Task directions:
Write the data out again, character for character, with no images.

Dataset items

--- Start ---

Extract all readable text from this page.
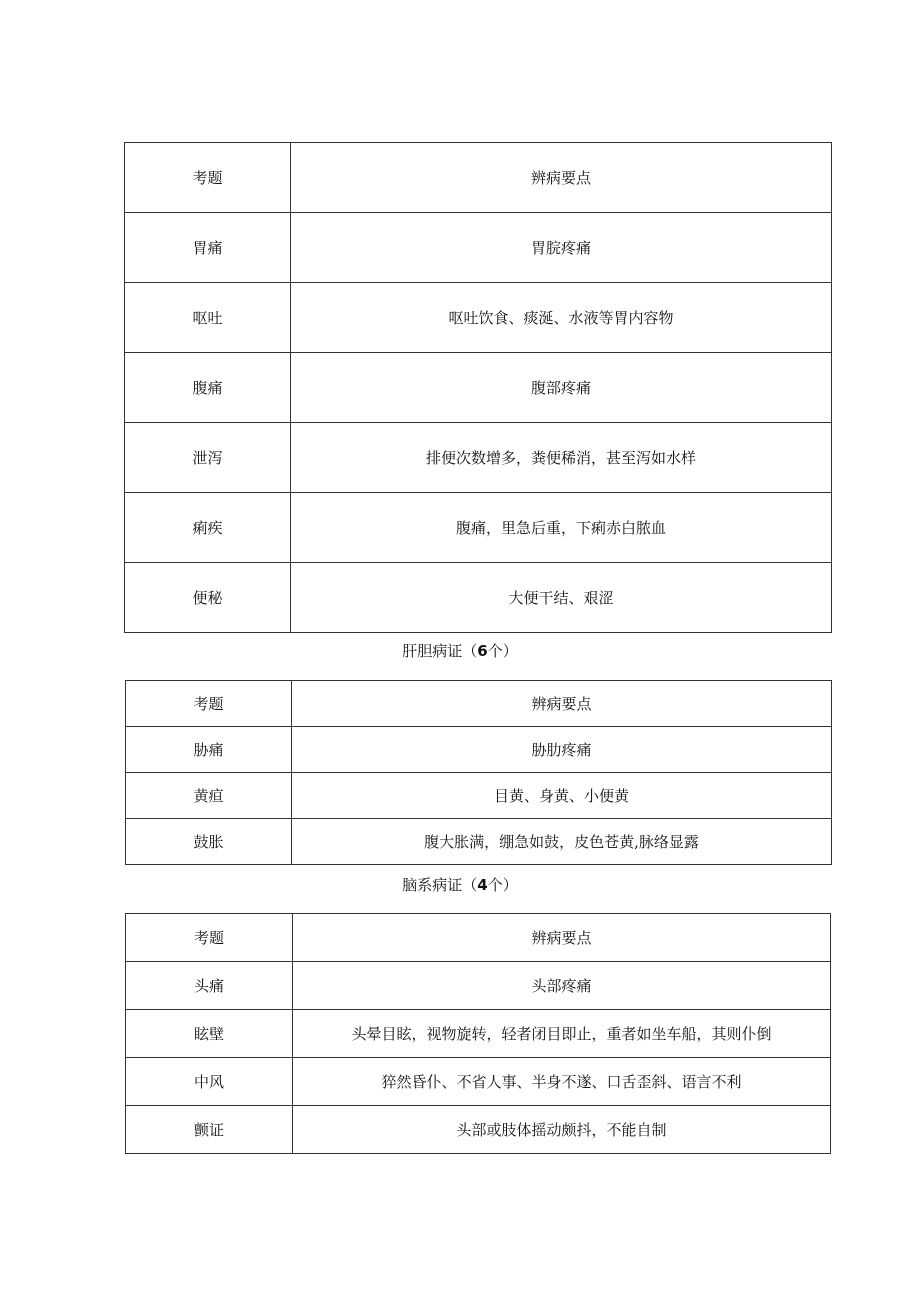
考题	辨病要点
胃痛	胃脘疼痛
呕吐	呕吐饮食、痰涎、水液等胃内容物
腹痛	腹部疼痛
泄泻	排便次数增多，粪便稀消，甚至泻如水样
痢疾	腹痛，里急后重，下痢赤白脓血
便秘	大便干结、艰涩
肝胆病证（6个）
考题	辨病要点
胁痛	胁肋疼痛
黄疸	目黄、身黄、小便黄
鼓胀	腹大胀满，绷急如鼓，皮色苍黄,脉络显露
脑系病证（4个）
考题	辨病要点
头痛	头部疼痛
眩壁	头晕目眩，视物旋转，轻者闭目即止，重者如坐车船，其则仆倒
中风	猝然昏仆、不省人事、半身不遂、口舌歪斜、语言不利
颤证	头部或肢体摇动颇抖，不能自制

--- End ---

Expected answer:
Extract all readable text from this page.
考题	辨病要点
胃痛	胃脘疼痛
呕吐	呕吐饮食、痰涎、水液等胃内容物
腹痛	腹部疼痛
泄泻	排便次数增多，粪便稀消，甚至泻如水样
痢疾	腹痛，里急后重，下痢赤白脓血
便秘	大便干结、艰涩
肝胆病证（6个）
考题	辨病要点
胁痛	胁肋疼痛
黄疸	目黄、身黄、小便黄
鼓胀	腹大胀满，绷急如鼓，皮色苍黄,脉络显露
脑系病证（4个）
考题	辨病要点
头痛	头部疼痛
眩壁	头晕目眩，视物旋转，轻者闭目即止，重者如坐车船，其则仆倒
中风	猝然昏仆、不省人事、半身不遂、口舌歪斜、语言不利
颤证	头部或肢体摇动颇抖，不能自制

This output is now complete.